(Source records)
- - -
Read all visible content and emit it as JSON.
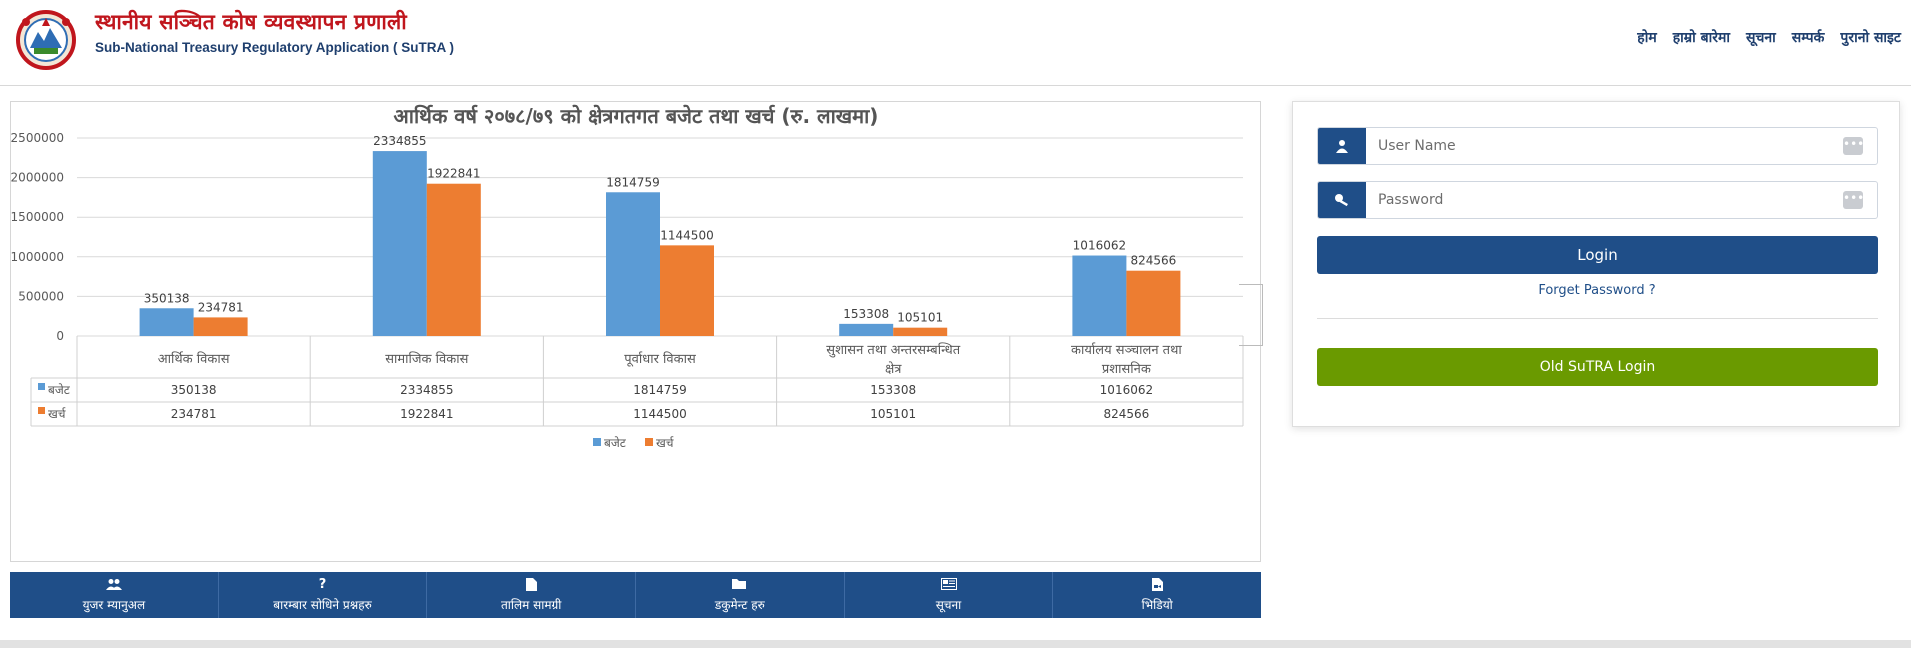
{
  "header": {
    "title": "स्थानीय सञ्चित कोष व्यवस्थापन प्रणाली",
    "subtitle": "Sub-National Treasury Regulatory Application ( SuTRA )",
    "logo": "nepal-emblem-logo"
  },
  "nav": {
    "items": [
      "होम",
      "हाम्रो बारेमा",
      "सूचना",
      "सम्पर्क",
      "पुरानो साइट"
    ]
  },
  "chart_data": {
    "type": "bar",
    "title": "आर्थिक वर्ष २०७८/७९ को क्षेत्रगतगत बजेट  तथा खर्च  (रु. लाखमा)",
    "categories": [
      "आर्थिक  विकास",
      "सामाजिक  विकास",
      "पूर्वाधार  विकास",
      "सुशासन  तथा  अन्तरसम्बन्धित क्षेत्र",
      "कार्यालय  सञ्चालन  तथा प्रशासनिक"
    ],
    "series": [
      {
        "name": "बजेट",
        "values": [
          350138,
          2334855,
          1814759,
          153308,
          1016062
        ],
        "color": "#5b9bd5"
      },
      {
        "name": "खर्च",
        "values": [
          234781,
          1922841,
          1144500,
          105101,
          824566
        ],
        "color": "#ed7d31"
      }
    ],
    "ylim": [
      0,
      2500000
    ],
    "yticks": [
      "2500000",
      "2000000",
      "1500000",
      "1000000",
      "500000",
      "0"
    ],
    "ytick_values": [
      2500000,
      2000000,
      1500000,
      1000000,
      500000,
      0
    ],
    "grid": true,
    "legend": "bottom",
    "data_table": true
  },
  "bottom_bar": {
    "items": [
      {
        "label": "युजर म्यानुअल",
        "icon": "users-icon"
      },
      {
        "label": "बारम्बार सोधिने प्रश्नहरु",
        "icon": "question-icon"
      },
      {
        "label": "तालिम सामग्री",
        "icon": "file-icon"
      },
      {
        "label": "डकुमेन्ट हरु",
        "icon": "folder-icon"
      },
      {
        "label": "सूचना",
        "icon": "newspaper-icon"
      },
      {
        "label": "भिडियो",
        "icon": "video-file-icon"
      }
    ]
  },
  "login": {
    "username_placeholder": "User Name",
    "password_placeholder": "Password",
    "login_label": "Login",
    "forget_label": "Forget Password ?",
    "old_label": "Old SuTRA Login",
    "accent": "#1f4e88",
    "old_color": "#6a9a00"
  }
}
- - -
WHAT TO PRODUCE
Retype every entry verbatim and exclude the pictures from the copy.

WRITTEN SOLUTION
Read all visible content and emit it as JSON.
{
  "header": {
    "title": "स्थानीय सञ्चित कोष व्यवस्थापन प्रणाली",
    "subtitle": "Sub-National Treasury Regulatory Application ( SuTRA )",
    "logo": "nepal-emblem-logo"
  },
  "nav": {
    "items": [
      "होम",
      "हाम्रो बारेमा",
      "सूचना",
      "सम्पर्क",
      "पुरानो साइट"
    ]
  },
  "chart_data": {
    "type": "bar",
    "title": "आर्थिक वर्ष २०७८/७९ को क्षेत्रगतगत बजेट  तथा खर्च  (रु. लाखमा)",
    "categories": [
      "आर्थिक  विकास",
      "सामाजिक  विकास",
      "पूर्वाधार  विकास",
      "सुशासन  तथा  अन्तरसम्बन्धित क्षेत्र",
      "कार्यालय  सञ्चालन  तथा प्रशासनिक"
    ],
    "series": [
      {
        "name": "बजेट",
        "values": [
          350138,
          2334855,
          1814759,
          153308,
          1016062
        ],
        "color": "#5b9bd5"
      },
      {
        "name": "खर्च",
        "values": [
          234781,
          1922841,
          1144500,
          105101,
          824566
        ],
        "color": "#ed7d31"
      }
    ],
    "ylim": [
      0,
      2500000
    ],
    "yticks": [
      "2500000",
      "2000000",
      "1500000",
      "1000000",
      "500000",
      "0"
    ],
    "ytick_values": [
      2500000,
      2000000,
      1500000,
      1000000,
      500000,
      0
    ],
    "grid": true,
    "legend": "bottom",
    "data_table": true
  },
  "bottom_bar": {
    "items": [
      {
        "label": "युजर म्यानुअल",
        "icon": "users-icon"
      },
      {
        "label": "बारम्बार सोधिने प्रश्नहरु",
        "icon": "question-icon"
      },
      {
        "label": "तालिम सामग्री",
        "icon": "file-icon"
      },
      {
        "label": "डकुमेन्ट हरु",
        "icon": "folder-icon"
      },
      {
        "label": "सूचना",
        "icon": "newspaper-icon"
      },
      {
        "label": "भिडियो",
        "icon": "video-file-icon"
      }
    ]
  },
  "login": {
    "username_placeholder": "User Name",
    "password_placeholder": "Password",
    "login_label": "Login",
    "forget_label": "Forget Password ?",
    "old_label": "Old SuTRA Login",
    "accent": "#1f4e88",
    "old_color": "#6a9a00"
  }
}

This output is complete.